• [Do this] Transcribe all of the records precisely as they are presented.

• [Records to use]
+---+

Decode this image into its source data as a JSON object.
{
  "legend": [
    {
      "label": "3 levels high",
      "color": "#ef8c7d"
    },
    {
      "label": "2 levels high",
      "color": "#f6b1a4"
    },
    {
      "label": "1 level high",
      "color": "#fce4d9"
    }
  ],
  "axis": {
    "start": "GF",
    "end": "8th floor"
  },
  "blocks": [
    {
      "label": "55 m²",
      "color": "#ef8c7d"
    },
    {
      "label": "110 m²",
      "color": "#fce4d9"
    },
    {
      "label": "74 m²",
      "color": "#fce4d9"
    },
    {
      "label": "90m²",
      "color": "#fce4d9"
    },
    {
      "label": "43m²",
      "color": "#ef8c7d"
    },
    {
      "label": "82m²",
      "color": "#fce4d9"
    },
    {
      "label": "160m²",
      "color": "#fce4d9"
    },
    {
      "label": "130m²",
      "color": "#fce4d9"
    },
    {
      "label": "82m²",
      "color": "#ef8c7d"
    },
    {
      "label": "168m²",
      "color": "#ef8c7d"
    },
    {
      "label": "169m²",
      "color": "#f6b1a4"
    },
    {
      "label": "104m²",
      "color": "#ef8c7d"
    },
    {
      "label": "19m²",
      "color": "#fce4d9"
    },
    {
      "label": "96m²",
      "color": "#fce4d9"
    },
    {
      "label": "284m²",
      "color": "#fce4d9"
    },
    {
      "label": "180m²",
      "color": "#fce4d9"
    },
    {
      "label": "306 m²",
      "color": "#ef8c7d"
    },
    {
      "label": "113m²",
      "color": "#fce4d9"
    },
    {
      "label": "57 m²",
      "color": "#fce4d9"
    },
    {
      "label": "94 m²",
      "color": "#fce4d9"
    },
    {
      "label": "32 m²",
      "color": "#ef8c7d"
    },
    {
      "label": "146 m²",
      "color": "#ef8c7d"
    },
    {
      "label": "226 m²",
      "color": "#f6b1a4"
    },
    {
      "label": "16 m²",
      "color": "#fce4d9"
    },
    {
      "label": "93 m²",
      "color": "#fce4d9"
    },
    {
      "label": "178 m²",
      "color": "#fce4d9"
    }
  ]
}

+---+

• [Response to this exercise]
Decode this image into its source data as a JSON object.
{
  "legend": [
    {
      "label": "3 levels high",
      "color": "#ef8c7d"
    },
    {
      "label": "2 levels high",
      "color": "#f6b1a4"
    },
    {
      "label": "1 level high",
      "color": "#fce4d9"
    }
  ],
  "axis": {
    "start": "GF",
    "end": "8th floor"
  },
  "blocks": [
    {
      "label": "55 m²",
      "color": "#ef8c7d"
    },
    {
      "label": "110 m²",
      "color": "#fce4d9"
    },
    {
      "label": "74 m²",
      "color": "#fce4d9"
    },
    {
      "label": "90m²",
      "color": "#fce4d9"
    },
    {
      "label": "43m²",
      "color": "#ef8c7d"
    },
    {
      "label": "82m²",
      "color": "#fce4d9"
    },
    {
      "label": "160m²",
      "color": "#fce4d9"
    },
    {
      "label": "130m²",
      "color": "#fce4d9"
    },
    {
      "label": "82m²",
      "color": "#ef8c7d"
    },
    {
      "label": "168m²",
      "color": "#ef8c7d"
    },
    {
      "label": "169m²",
      "color": "#f6b1a4"
    },
    {
      "label": "104m²",
      "color": "#ef8c7d"
    },
    {
      "label": "19m²",
      "color": "#fce4d9"
    },
    {
      "label": "96m²",
      "color": "#fce4d9"
    },
    {
      "label": "284m²",
      "color": "#fce4d9"
    },
    {
      "label": "180m²",
      "color": "#fce4d9"
    },
    {
      "label": "306 m²",
      "color": "#ef8c7d"
    },
    {
      "label": "113m²",
      "color": "#fce4d9"
    },
    {
      "label": "57 m²",
      "color": "#fce4d9"
    },
    {
      "label": "94 m²",
      "color": "#fce4d9"
    },
    {
      "label": "32 m²",
      "color": "#ef8c7d"
    },
    {
      "label": "146 m²",
      "color": "#ef8c7d"
    },
    {
      "label": "226 m²",
      "color": "#f6b1a4"
    },
    {
      "label": "16 m²",
      "color": "#fce4d9"
    },
    {
      "label": "93 m²",
      "color": "#fce4d9"
    },
    {
      "label": "178 m²",
      "color": "#fce4d9"
    }
  ]
}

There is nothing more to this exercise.